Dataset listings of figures
************

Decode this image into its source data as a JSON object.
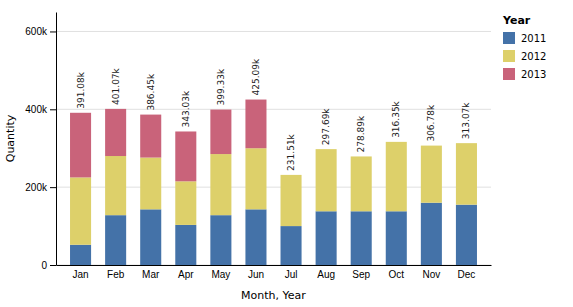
{
  "chart_data": {
    "type": "bar",
    "stacked": true,
    "categories": [
      "Jan",
      "Feb",
      "Mar",
      "Apr",
      "May",
      "Jun",
      "Jul",
      "Aug",
      "Sep",
      "Oct",
      "Nov",
      "Dec"
    ],
    "series": [
      {
        "name": "2011",
        "color": "#4472a8",
        "values": [
          52000,
          128000,
          143000,
          103000,
          128000,
          143000,
          100000,
          138000,
          138000,
          138000,
          160000,
          155000
        ]
      },
      {
        "name": "2012",
        "color": "#ddd06a",
        "values": [
          173000,
          152000,
          133000,
          112000,
          157000,
          157000,
          131510,
          159690,
          140890,
          178350,
          146780,
          158070
        ]
      },
      {
        "name": "2013",
        "color": "#c9637a",
        "values": [
          166080,
          121070,
          110450,
          128030,
          114330,
          125090,
          0,
          0,
          0,
          0,
          0,
          0
        ]
      }
    ],
    "totals": [
      391080,
      401070,
      386450,
      343030,
      399330,
      425090,
      231510,
      297690,
      278890,
      316350,
      306780,
      313070
    ],
    "total_labels": [
      "391.08k",
      "401.07k",
      "386.45k",
      "343.03k",
      "399.33k",
      "425.09k",
      "231.51k",
      "297.69k",
      "278.89k",
      "316.35k",
      "306.78k",
      "313.07k"
    ],
    "xlabel": "Month, Year",
    "ylabel": "Quantity",
    "ylim": [
      0,
      650000
    ],
    "yticks": [
      0,
      {
        "value": 200000,
        "label": "200k"
      },
      {
        "value": 400000,
        "label": "400k"
      },
      {
        "value": 600000,
        "label": "600k"
      }
    ],
    "grid": true,
    "legend": "right",
    "legend_title": "Year"
  }
}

************

**Short exercise**. Copy all the records above exactly, but leave out the pictures.

**Answer to this problem**.
Decode this image into its source data as a JSON object.
{
  "chart_data": {
    "type": "bar",
    "stacked": true,
    "categories": [
      "Jan",
      "Feb",
      "Mar",
      "Apr",
      "May",
      "Jun",
      "Jul",
      "Aug",
      "Sep",
      "Oct",
      "Nov",
      "Dec"
    ],
    "series": [
      {
        "name": "2011",
        "color": "#4472a8",
        "values": [
          52000,
          128000,
          143000,
          103000,
          128000,
          143000,
          100000,
          138000,
          138000,
          138000,
          160000,
          155000
        ]
      },
      {
        "name": "2012",
        "color": "#ddd06a",
        "values": [
          173000,
          152000,
          133000,
          112000,
          157000,
          157000,
          131510,
          159690,
          140890,
          178350,
          146780,
          158070
        ]
      },
      {
        "name": "2013",
        "color": "#c9637a",
        "values": [
          166080,
          121070,
          110450,
          128030,
          114330,
          125090,
          0,
          0,
          0,
          0,
          0,
          0
        ]
      }
    ],
    "totals": [
      391080,
      401070,
      386450,
      343030,
      399330,
      425090,
      231510,
      297690,
      278890,
      316350,
      306780,
      313070
    ],
    "total_labels": [
      "391.08k",
      "401.07k",
      "386.45k",
      "343.03k",
      "399.33k",
      "425.09k",
      "231.51k",
      "297.69k",
      "278.89k",
      "316.35k",
      "306.78k",
      "313.07k"
    ],
    "xlabel": "Month, Year",
    "ylabel": "Quantity",
    "ylim": [
      0,
      650000
    ],
    "yticks": [
      0,
      {
        "value": 200000,
        "label": "200k"
      },
      {
        "value": 400000,
        "label": "400k"
      },
      {
        "value": 600000,
        "label": "600k"
      }
    ],
    "grid": true,
    "legend": "right",
    "legend_title": "Year"
  }
}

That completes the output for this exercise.